— Start Excerpted data —
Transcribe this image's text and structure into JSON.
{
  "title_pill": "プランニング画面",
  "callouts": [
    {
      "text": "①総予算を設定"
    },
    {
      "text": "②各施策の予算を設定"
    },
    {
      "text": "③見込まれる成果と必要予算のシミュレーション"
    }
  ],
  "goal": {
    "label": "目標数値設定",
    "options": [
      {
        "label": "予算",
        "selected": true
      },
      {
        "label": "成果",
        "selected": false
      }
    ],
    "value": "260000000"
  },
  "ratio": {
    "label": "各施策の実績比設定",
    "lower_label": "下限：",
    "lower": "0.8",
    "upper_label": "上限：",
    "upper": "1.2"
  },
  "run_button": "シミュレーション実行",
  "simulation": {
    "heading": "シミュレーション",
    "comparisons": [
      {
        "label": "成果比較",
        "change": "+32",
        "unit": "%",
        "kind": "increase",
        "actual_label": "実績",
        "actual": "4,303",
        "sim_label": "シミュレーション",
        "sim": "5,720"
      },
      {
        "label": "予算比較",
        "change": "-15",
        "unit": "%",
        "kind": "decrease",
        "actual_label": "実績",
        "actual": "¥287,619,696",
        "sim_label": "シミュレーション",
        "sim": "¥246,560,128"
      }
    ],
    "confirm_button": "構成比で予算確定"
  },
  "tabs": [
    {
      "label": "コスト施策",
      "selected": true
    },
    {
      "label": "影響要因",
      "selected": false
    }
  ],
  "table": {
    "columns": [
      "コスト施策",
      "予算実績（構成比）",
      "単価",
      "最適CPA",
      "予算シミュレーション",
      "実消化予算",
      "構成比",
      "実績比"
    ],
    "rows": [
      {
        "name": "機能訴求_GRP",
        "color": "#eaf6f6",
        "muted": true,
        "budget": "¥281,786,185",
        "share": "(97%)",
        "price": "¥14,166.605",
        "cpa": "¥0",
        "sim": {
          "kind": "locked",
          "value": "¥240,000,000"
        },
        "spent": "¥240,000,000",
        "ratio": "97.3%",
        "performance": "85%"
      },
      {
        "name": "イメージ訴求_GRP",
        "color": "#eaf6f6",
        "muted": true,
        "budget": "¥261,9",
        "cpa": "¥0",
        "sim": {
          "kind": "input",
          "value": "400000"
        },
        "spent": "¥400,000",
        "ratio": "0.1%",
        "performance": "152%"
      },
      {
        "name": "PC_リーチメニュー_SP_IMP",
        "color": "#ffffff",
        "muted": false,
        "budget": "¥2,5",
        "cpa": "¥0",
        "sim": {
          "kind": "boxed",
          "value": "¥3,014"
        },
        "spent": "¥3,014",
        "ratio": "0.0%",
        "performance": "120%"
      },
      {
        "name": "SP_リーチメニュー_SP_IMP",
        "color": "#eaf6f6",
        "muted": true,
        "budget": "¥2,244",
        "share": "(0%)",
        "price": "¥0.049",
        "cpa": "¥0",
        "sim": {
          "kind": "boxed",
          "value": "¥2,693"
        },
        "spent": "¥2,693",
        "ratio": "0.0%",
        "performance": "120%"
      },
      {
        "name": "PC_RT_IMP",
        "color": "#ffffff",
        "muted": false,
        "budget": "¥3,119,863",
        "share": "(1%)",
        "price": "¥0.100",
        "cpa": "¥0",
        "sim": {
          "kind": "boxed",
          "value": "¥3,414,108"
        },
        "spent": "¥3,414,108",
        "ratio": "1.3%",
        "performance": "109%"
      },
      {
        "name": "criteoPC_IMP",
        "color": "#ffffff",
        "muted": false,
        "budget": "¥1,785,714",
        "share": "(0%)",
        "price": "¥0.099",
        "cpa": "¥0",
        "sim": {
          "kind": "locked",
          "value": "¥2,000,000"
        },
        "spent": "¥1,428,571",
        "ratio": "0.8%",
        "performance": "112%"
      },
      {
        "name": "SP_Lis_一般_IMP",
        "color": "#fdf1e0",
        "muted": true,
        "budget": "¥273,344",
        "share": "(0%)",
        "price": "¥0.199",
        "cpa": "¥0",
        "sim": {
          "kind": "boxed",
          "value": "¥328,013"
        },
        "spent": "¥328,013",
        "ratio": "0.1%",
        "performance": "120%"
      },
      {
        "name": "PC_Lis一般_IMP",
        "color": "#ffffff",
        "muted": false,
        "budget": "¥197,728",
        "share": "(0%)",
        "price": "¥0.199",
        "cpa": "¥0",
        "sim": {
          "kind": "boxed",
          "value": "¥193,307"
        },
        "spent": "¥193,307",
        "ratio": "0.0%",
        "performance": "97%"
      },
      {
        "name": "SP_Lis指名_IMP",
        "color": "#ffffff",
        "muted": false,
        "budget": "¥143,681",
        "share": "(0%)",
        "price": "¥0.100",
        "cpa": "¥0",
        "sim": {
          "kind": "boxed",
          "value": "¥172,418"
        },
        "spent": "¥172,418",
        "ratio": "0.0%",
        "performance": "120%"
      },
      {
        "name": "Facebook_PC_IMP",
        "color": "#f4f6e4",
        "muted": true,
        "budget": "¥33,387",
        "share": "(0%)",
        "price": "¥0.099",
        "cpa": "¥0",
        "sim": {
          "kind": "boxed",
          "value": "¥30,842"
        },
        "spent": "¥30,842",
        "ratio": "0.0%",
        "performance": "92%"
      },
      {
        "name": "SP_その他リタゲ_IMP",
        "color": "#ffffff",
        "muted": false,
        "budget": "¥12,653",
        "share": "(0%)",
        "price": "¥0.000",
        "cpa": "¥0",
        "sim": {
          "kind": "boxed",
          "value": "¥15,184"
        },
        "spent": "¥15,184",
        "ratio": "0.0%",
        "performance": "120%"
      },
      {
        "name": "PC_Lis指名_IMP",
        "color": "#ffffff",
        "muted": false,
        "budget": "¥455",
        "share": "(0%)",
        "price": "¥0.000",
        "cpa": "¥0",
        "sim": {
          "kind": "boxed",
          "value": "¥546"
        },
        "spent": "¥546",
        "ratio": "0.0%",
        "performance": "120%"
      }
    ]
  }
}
— End Excerpted data —
What the exercise asks
Write the material out again in its entirety, exactly as shown.

The response
Transcribe this image's text and structure into JSON.
{
  "title_pill": "プランニング画面",
  "callouts": [
    {
      "text": "①総予算を設定"
    },
    {
      "text": "②各施策の予算を設定"
    },
    {
      "text": "③見込まれる成果と必要予算のシミュレーション"
    }
  ],
  "goal": {
    "label": "目標数値設定",
    "options": [
      {
        "label": "予算",
        "selected": true
      },
      {
        "label": "成果",
        "selected": false
      }
    ],
    "value": "260000000"
  },
  "ratio": {
    "label": "各施策の実績比設定",
    "lower_label": "下限：",
    "lower": "0.8",
    "upper_label": "上限：",
    "upper": "1.2"
  },
  "run_button": "シミュレーション実行",
  "simulation": {
    "heading": "シミュレーション",
    "comparisons": [
      {
        "label": "成果比較",
        "change": "+32",
        "unit": "%",
        "kind": "increase",
        "actual_label": "実績",
        "actual": "4,303",
        "sim_label": "シミュレーション",
        "sim": "5,720"
      },
      {
        "label": "予算比較",
        "change": "-15",
        "unit": "%",
        "kind": "decrease",
        "actual_label": "実績",
        "actual": "¥287,619,696",
        "sim_label": "シミュレーション",
        "sim": "¥246,560,128"
      }
    ],
    "confirm_button": "構成比で予算確定"
  },
  "tabs": [
    {
      "label": "コスト施策",
      "selected": true
    },
    {
      "label": "影響要因",
      "selected": false
    }
  ],
  "table": {
    "columns": [
      "コスト施策",
      "予算実績（構成比）",
      "単価",
      "最適CPA",
      "予算シミュレーション",
      "実消化予算",
      "構成比",
      "実績比"
    ],
    "rows": [
      {
        "name": "機能訴求_GRP",
        "color": "#eaf6f6",
        "muted": true,
        "budget": "¥281,786,185",
        "share": "(97%)",
        "price": "¥14,166.605",
        "cpa": "¥0",
        "sim": {
          "kind": "locked",
          "value": "¥240,000,000"
        },
        "spent": "¥240,000,000",
        "ratio": "97.3%",
        "performance": "85%"
      },
      {
        "name": "イメージ訴求_GRP",
        "color": "#eaf6f6",
        "muted": true,
        "budget": "¥261,9",
        "cpa": "¥0",
        "sim": {
          "kind": "input",
          "value": "400000"
        },
        "spent": "¥400,000",
        "ratio": "0.1%",
        "performance": "152%"
      },
      {
        "name": "PC_リーチメニュー_SP_IMP",
        "color": "#ffffff",
        "muted": false,
        "budget": "¥2,5",
        "cpa": "¥0",
        "sim": {
          "kind": "boxed",
          "value": "¥3,014"
        },
        "spent": "¥3,014",
        "ratio": "0.0%",
        "performance": "120%"
      },
      {
        "name": "SP_リーチメニュー_SP_IMP",
        "color": "#eaf6f6",
        "muted": true,
        "budget": "¥2,244",
        "share": "(0%)",
        "price": "¥0.049",
        "cpa": "¥0",
        "sim": {
          "kind": "boxed",
          "value": "¥2,693"
        },
        "spent": "¥2,693",
        "ratio": "0.0%",
        "performance": "120%"
      },
      {
        "name": "PC_RT_IMP",
        "color": "#ffffff",
        "muted": false,
        "budget": "¥3,119,863",
        "share": "(1%)",
        "price": "¥0.100",
        "cpa": "¥0",
        "sim": {
          "kind": "boxed",
          "value": "¥3,414,108"
        },
        "spent": "¥3,414,108",
        "ratio": "1.3%",
        "performance": "109%"
      },
      {
        "name": "criteoPC_IMP",
        "color": "#ffffff",
        "muted": false,
        "budget": "¥1,785,714",
        "share": "(0%)",
        "price": "¥0.099",
        "cpa": "¥0",
        "sim": {
          "kind": "locked",
          "value": "¥2,000,000"
        },
        "spent": "¥1,428,571",
        "ratio": "0.8%",
        "performance": "112%"
      },
      {
        "name": "SP_Lis_一般_IMP",
        "color": "#fdf1e0",
        "muted": true,
        "budget": "¥273,344",
        "share": "(0%)",
        "price": "¥0.199",
        "cpa": "¥0",
        "sim": {
          "kind": "boxed",
          "value": "¥328,013"
        },
        "spent": "¥328,013",
        "ratio": "0.1%",
        "performance": "120%"
      },
      {
        "name": "PC_Lis一般_IMP",
        "color": "#ffffff",
        "muted": false,
        "budget": "¥197,728",
        "share": "(0%)",
        "price": "¥0.199",
        "cpa": "¥0",
        "sim": {
          "kind": "boxed",
          "value": "¥193,307"
        },
        "spent": "¥193,307",
        "ratio": "0.0%",
        "performance": "97%"
      },
      {
        "name": "SP_Lis指名_IMP",
        "color": "#ffffff",
        "muted": false,
        "budget": "¥143,681",
        "share": "(0%)",
        "price": "¥0.100",
        "cpa": "¥0",
        "sim": {
          "kind": "boxed",
          "value": "¥172,418"
        },
        "spent": "¥172,418",
        "ratio": "0.0%",
        "performance": "120%"
      },
      {
        "name": "Facebook_PC_IMP",
        "color": "#f4f6e4",
        "muted": true,
        "budget": "¥33,387",
        "share": "(0%)",
        "price": "¥0.099",
        "cpa": "¥0",
        "sim": {
          "kind": "boxed",
          "value": "¥30,842"
        },
        "spent": "¥30,842",
        "ratio": "0.0%",
        "performance": "92%"
      },
      {
        "name": "SP_その他リタゲ_IMP",
        "color": "#ffffff",
        "muted": false,
        "budget": "¥12,653",
        "share": "(0%)",
        "price": "¥0.000",
        "cpa": "¥0",
        "sim": {
          "kind": "boxed",
          "value": "¥15,184"
        },
        "spent": "¥15,184",
        "ratio": "0.0%",
        "performance": "120%"
      },
      {
        "name": "PC_Lis指名_IMP",
        "color": "#ffffff",
        "muted": false,
        "budget": "¥455",
        "share": "(0%)",
        "price": "¥0.000",
        "cpa": "¥0",
        "sim": {
          "kind": "boxed",
          "value": "¥546"
        },
        "spent": "¥546",
        "ratio": "0.0%",
        "performance": "120%"
      }
    ]
  }
}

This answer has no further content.